** WORK TO COMPLETE **
Look through the data below. Pick out the lines holding the string "text".

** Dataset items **
§ §
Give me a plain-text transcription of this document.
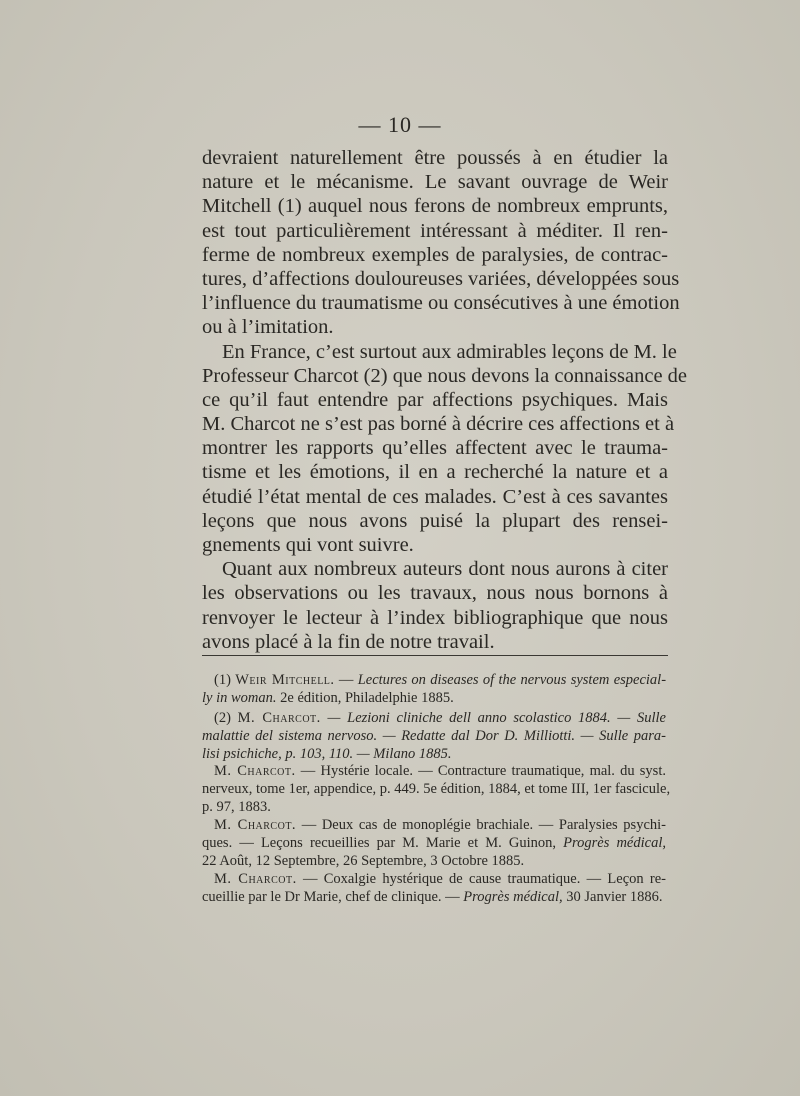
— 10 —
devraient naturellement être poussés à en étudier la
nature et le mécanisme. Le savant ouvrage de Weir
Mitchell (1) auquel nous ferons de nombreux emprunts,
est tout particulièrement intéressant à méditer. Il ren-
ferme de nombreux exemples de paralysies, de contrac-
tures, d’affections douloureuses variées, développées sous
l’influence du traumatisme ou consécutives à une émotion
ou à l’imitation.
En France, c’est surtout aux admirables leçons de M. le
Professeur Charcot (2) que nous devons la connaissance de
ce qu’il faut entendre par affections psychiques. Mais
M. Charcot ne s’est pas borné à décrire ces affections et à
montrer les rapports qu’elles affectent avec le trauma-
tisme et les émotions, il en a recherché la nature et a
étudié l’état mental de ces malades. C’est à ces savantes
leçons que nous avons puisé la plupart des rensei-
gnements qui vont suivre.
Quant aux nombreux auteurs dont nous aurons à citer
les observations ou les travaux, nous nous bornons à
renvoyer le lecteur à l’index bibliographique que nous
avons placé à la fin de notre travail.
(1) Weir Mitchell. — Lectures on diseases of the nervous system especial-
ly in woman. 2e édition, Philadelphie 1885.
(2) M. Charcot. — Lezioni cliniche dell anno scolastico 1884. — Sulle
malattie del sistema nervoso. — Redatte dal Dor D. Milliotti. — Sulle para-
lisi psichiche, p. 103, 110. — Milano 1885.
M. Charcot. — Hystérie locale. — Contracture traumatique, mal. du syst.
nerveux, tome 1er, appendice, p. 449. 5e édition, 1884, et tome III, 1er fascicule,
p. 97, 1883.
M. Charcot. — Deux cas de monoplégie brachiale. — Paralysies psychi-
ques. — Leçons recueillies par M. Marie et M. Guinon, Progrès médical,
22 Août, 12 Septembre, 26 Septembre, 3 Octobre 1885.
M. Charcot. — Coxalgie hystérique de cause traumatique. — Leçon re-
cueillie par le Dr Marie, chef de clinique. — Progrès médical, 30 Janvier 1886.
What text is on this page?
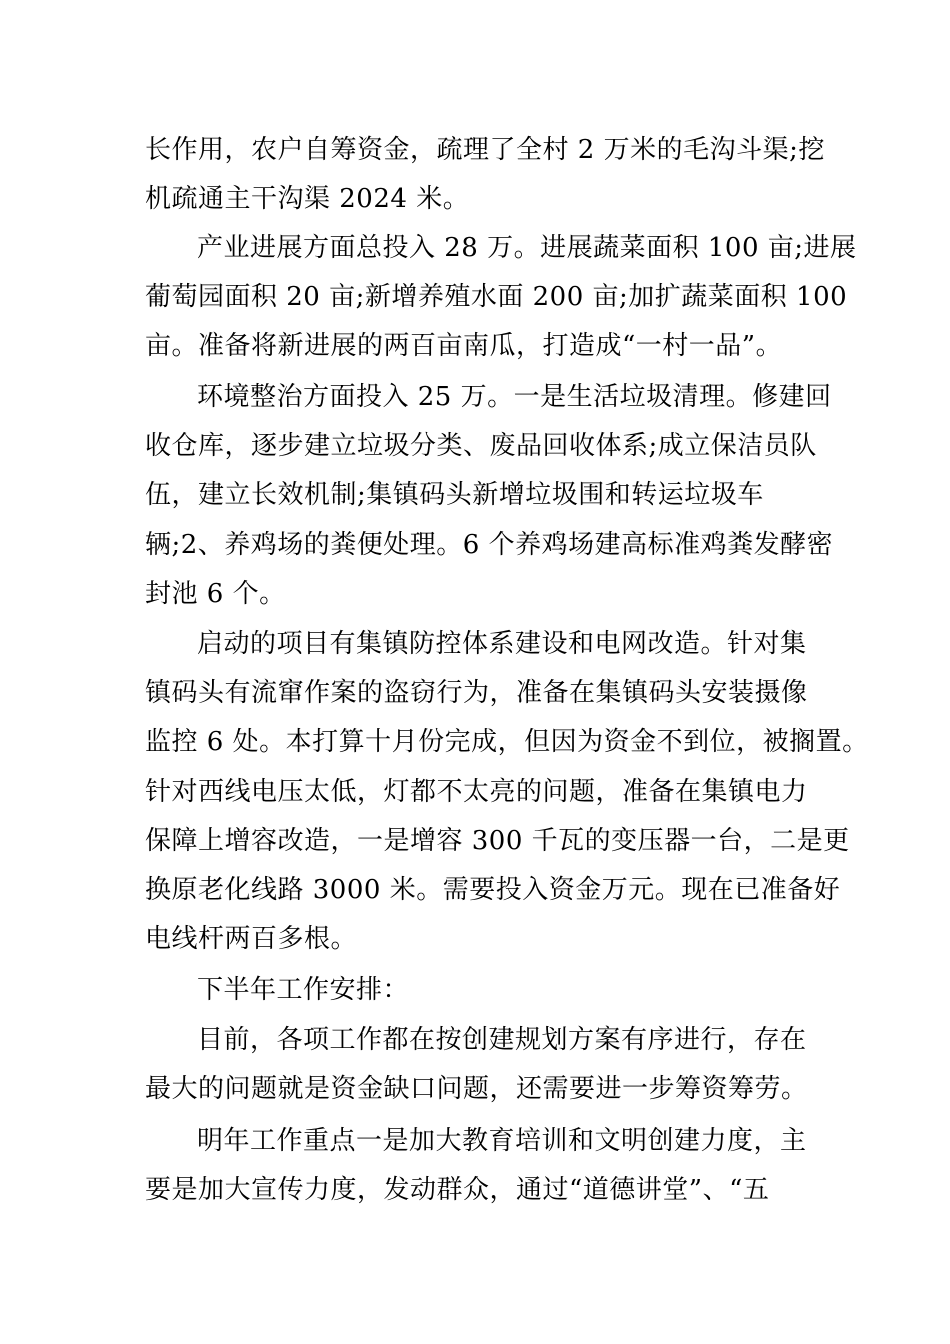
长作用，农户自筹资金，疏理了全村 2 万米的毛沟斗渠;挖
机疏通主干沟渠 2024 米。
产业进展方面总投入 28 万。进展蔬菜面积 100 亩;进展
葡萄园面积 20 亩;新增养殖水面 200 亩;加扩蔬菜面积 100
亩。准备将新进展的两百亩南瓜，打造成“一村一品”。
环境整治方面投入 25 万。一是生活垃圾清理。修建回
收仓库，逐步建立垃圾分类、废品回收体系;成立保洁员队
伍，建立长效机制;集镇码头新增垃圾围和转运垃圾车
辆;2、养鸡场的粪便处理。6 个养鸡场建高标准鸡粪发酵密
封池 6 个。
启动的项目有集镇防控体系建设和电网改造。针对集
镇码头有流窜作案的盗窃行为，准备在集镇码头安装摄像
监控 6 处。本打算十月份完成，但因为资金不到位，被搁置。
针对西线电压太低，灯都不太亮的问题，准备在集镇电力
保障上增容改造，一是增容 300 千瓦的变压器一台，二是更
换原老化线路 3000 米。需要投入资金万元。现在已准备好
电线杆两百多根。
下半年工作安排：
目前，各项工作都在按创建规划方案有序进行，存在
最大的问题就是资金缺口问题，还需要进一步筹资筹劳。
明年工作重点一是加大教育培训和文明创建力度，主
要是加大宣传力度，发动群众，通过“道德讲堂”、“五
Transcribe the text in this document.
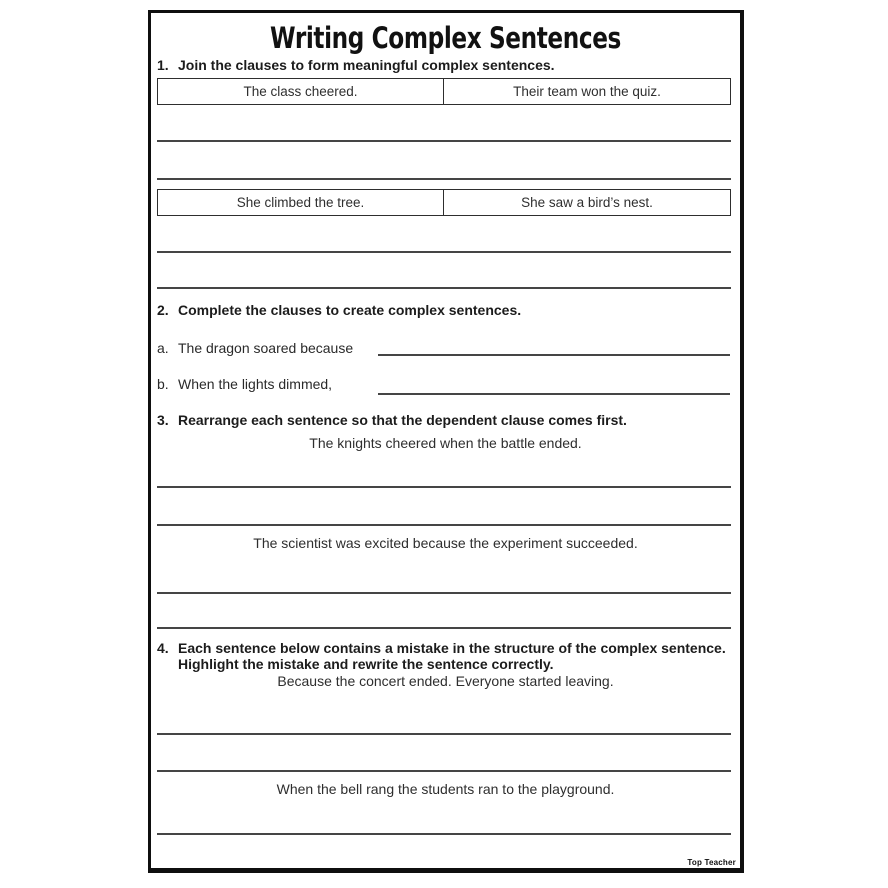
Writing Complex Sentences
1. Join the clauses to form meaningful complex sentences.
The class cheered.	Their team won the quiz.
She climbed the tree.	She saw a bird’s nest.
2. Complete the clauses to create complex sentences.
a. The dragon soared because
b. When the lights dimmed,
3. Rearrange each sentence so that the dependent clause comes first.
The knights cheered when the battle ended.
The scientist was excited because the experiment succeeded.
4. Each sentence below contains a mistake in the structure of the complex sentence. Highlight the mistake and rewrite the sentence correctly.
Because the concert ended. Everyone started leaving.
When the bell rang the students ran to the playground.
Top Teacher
§ §
** WRITTEN ANSWER **
Give me a plain-text transcription of this document.
What text is on this page?
Transcribe the text in this document.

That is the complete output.